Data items
***

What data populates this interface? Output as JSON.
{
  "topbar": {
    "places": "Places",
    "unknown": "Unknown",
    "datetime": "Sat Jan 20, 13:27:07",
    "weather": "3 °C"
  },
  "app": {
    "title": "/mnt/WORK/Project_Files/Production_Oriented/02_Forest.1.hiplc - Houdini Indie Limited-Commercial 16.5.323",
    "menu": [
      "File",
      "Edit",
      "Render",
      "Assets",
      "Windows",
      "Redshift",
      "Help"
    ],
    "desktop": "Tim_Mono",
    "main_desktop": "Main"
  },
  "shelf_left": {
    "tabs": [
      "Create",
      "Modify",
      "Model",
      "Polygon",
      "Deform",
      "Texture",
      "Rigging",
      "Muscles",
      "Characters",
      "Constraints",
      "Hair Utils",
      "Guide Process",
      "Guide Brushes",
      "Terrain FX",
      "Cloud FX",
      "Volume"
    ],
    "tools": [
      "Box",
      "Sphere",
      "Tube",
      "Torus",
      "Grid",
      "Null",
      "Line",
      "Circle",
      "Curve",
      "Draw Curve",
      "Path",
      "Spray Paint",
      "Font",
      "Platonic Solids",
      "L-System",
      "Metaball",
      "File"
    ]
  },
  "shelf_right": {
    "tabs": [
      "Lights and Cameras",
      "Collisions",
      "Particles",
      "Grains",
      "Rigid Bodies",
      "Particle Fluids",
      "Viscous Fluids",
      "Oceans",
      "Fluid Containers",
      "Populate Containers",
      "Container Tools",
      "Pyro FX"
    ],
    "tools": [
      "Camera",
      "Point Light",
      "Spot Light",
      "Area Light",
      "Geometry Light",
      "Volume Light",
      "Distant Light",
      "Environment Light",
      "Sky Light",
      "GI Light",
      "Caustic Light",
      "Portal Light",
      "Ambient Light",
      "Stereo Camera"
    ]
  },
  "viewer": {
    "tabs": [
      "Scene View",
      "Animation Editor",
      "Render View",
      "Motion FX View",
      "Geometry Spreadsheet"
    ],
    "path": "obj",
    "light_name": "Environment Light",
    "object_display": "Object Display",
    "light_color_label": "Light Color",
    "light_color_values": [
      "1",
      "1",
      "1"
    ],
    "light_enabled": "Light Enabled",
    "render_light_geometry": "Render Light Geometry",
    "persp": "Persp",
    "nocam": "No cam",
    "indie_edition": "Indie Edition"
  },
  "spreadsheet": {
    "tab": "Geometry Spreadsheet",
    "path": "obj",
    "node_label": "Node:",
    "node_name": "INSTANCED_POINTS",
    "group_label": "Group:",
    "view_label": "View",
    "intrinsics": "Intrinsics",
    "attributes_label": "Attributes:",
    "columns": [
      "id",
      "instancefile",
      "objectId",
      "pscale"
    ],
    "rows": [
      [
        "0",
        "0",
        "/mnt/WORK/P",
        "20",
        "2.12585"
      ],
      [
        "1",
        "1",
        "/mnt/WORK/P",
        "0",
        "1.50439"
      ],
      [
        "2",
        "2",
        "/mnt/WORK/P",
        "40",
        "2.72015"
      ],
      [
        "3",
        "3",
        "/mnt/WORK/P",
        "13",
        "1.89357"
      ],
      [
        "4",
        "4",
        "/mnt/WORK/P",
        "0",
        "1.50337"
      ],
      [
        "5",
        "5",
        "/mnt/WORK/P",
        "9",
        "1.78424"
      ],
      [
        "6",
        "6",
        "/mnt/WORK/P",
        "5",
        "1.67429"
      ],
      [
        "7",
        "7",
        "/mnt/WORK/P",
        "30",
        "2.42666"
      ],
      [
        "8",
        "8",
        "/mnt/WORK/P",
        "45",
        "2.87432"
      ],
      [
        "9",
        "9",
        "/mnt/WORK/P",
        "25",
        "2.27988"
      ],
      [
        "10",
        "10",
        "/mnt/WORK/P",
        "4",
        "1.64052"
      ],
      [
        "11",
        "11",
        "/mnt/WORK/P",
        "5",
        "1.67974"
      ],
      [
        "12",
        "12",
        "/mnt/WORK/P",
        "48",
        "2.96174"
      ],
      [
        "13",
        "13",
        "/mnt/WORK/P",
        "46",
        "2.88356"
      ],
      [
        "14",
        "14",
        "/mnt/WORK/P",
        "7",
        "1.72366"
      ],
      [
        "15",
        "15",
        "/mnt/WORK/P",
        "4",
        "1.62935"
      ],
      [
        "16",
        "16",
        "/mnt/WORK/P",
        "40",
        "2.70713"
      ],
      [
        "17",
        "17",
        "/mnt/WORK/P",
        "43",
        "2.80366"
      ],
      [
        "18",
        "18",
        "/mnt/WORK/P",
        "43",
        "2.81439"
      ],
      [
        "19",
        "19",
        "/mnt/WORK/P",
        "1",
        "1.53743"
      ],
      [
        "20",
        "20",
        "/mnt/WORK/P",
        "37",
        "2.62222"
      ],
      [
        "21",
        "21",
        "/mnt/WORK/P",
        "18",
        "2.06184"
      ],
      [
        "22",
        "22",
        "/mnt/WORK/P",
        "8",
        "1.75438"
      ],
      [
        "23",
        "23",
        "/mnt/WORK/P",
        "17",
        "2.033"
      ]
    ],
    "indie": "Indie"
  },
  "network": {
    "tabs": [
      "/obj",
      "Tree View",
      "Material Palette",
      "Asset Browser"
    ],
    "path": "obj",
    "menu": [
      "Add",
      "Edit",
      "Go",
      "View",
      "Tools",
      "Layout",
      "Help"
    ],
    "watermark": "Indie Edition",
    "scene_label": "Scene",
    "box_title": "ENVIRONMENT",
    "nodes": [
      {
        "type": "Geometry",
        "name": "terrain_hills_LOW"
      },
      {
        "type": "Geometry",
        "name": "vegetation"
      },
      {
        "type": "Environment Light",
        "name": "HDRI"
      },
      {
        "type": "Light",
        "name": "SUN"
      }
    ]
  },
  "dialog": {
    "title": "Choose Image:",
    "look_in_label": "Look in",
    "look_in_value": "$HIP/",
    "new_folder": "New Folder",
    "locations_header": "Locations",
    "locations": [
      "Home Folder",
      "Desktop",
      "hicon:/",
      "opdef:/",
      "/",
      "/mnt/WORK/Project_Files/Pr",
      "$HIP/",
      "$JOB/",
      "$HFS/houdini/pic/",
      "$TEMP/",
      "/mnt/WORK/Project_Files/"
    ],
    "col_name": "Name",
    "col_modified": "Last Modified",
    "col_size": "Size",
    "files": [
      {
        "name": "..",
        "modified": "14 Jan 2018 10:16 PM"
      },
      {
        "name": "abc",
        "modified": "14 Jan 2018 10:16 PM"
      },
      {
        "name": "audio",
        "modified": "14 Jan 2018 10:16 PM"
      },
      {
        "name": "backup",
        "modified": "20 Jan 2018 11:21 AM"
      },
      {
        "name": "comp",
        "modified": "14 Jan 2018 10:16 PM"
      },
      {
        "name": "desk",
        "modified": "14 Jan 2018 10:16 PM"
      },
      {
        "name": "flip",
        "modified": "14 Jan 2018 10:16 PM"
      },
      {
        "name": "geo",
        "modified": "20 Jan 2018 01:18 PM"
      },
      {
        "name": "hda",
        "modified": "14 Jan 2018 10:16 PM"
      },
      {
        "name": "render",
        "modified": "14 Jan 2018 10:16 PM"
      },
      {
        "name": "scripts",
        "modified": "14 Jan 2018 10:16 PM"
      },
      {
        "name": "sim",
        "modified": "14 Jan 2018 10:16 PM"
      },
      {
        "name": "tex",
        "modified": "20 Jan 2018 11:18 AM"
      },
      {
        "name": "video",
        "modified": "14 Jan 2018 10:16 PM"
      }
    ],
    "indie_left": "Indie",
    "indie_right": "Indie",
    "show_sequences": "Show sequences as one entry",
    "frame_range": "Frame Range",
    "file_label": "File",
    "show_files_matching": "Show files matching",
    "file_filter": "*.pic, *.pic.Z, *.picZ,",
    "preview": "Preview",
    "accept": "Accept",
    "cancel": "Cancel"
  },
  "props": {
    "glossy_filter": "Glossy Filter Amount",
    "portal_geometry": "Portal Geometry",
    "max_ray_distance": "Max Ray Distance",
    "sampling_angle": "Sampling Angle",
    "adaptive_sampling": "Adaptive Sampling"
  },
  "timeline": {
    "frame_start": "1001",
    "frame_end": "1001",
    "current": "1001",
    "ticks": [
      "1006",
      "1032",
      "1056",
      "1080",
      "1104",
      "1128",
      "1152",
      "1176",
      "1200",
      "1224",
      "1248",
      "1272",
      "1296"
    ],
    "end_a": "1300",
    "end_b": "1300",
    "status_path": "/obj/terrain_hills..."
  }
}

***

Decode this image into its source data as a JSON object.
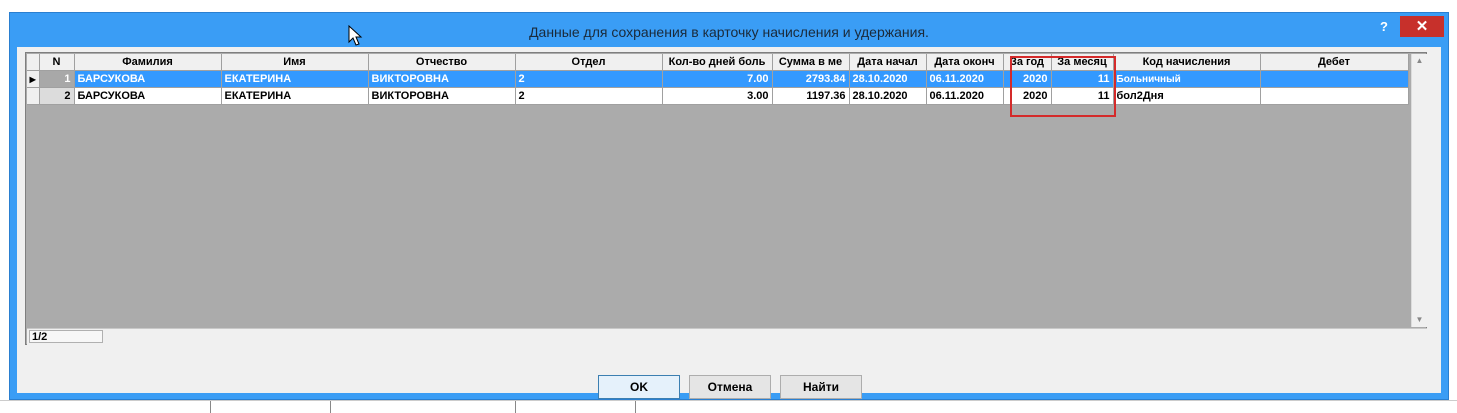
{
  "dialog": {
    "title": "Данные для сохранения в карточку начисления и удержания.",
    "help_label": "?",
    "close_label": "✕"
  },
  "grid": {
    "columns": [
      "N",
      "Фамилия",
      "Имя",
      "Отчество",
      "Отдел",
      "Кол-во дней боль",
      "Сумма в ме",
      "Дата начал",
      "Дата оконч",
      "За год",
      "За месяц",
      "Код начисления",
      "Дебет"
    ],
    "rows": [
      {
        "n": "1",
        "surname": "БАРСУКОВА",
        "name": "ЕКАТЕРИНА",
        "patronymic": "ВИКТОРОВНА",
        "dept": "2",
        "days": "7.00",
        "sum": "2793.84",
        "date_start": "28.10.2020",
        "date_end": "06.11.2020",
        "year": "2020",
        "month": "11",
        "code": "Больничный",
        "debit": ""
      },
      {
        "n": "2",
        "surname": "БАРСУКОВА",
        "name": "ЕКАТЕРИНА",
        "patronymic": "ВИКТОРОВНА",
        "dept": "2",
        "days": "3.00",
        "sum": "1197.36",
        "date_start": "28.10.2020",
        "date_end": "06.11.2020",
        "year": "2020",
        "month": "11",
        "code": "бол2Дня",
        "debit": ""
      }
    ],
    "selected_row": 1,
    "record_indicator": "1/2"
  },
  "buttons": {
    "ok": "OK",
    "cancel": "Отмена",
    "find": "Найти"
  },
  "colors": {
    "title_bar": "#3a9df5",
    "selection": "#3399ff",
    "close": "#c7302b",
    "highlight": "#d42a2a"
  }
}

***

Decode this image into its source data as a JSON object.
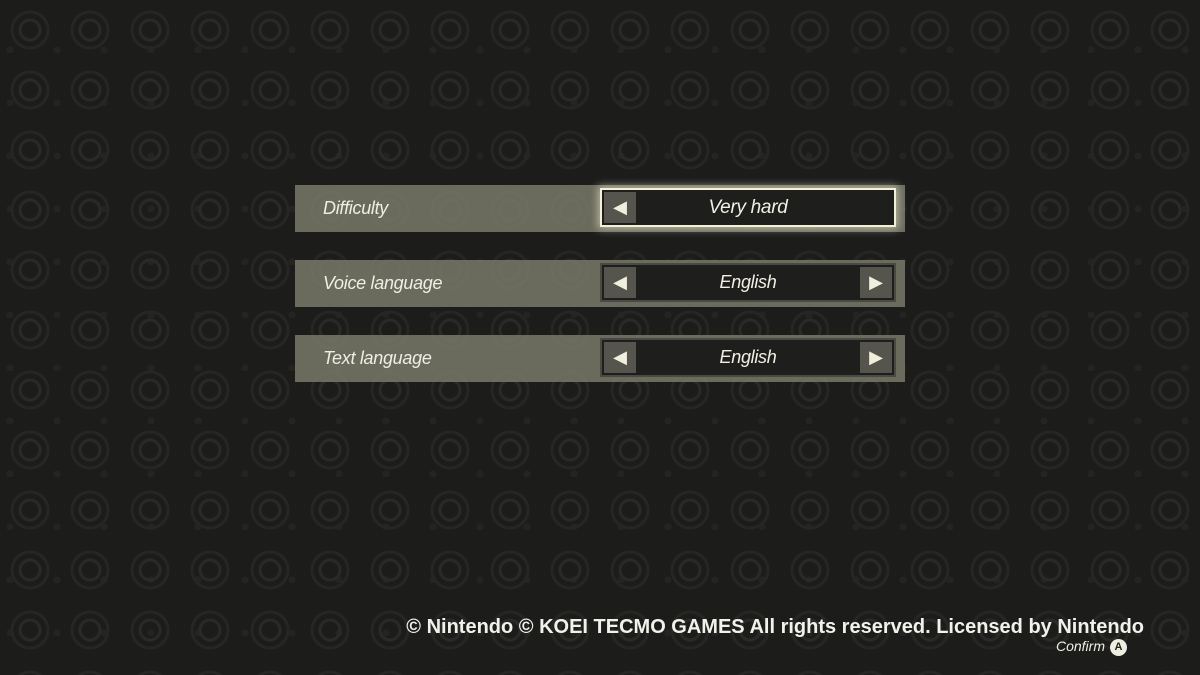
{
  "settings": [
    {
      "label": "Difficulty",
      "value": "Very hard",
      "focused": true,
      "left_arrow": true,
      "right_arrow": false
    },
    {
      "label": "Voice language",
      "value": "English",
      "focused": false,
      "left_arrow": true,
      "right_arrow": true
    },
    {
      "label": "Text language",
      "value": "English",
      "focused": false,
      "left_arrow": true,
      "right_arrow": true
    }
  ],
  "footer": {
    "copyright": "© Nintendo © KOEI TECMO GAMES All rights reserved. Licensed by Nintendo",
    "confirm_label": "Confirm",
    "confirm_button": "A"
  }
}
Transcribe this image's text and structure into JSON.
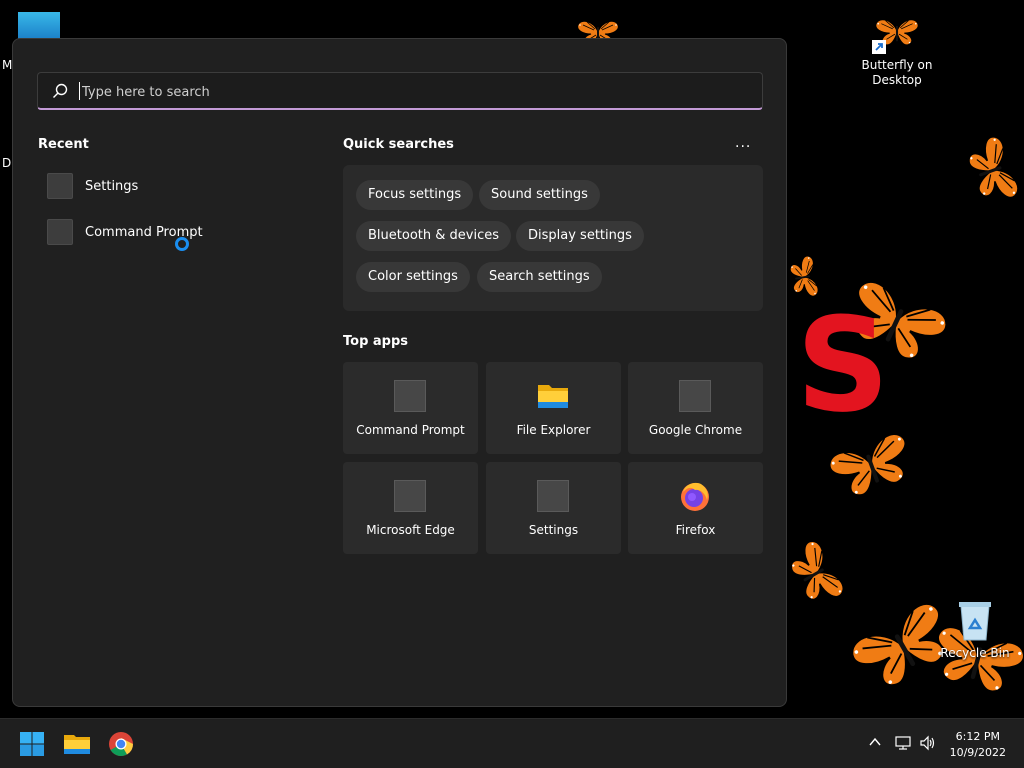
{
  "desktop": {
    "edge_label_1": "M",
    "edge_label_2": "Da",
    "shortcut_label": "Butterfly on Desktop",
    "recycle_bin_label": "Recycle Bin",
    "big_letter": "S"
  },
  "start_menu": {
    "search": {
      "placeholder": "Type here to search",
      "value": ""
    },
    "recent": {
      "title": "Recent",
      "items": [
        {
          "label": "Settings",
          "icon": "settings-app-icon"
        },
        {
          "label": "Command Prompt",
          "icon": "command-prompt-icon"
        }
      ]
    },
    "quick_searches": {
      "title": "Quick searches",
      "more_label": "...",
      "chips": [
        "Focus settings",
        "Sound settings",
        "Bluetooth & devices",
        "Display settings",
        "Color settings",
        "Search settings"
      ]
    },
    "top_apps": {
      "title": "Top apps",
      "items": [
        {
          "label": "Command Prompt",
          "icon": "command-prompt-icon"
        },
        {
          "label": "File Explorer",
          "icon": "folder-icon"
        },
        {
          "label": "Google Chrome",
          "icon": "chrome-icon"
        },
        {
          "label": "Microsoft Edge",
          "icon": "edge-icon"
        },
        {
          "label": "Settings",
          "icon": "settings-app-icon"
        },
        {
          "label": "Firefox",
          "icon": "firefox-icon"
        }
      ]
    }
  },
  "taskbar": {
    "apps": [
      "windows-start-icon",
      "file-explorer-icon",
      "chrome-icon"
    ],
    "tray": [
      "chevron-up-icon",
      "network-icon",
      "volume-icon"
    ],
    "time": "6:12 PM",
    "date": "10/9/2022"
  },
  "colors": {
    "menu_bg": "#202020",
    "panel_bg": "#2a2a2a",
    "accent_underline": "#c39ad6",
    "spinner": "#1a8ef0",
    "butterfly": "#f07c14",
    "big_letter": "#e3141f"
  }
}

***

Instruction
Every line in the data that holds "this" should be copied out.

Final answer
What data populates this interface? Output as JSON.
Decode this image into its source data as a JSON object.
Decode this image into its source data as a JSON object.
Transcribe this image's text and structure into JSON.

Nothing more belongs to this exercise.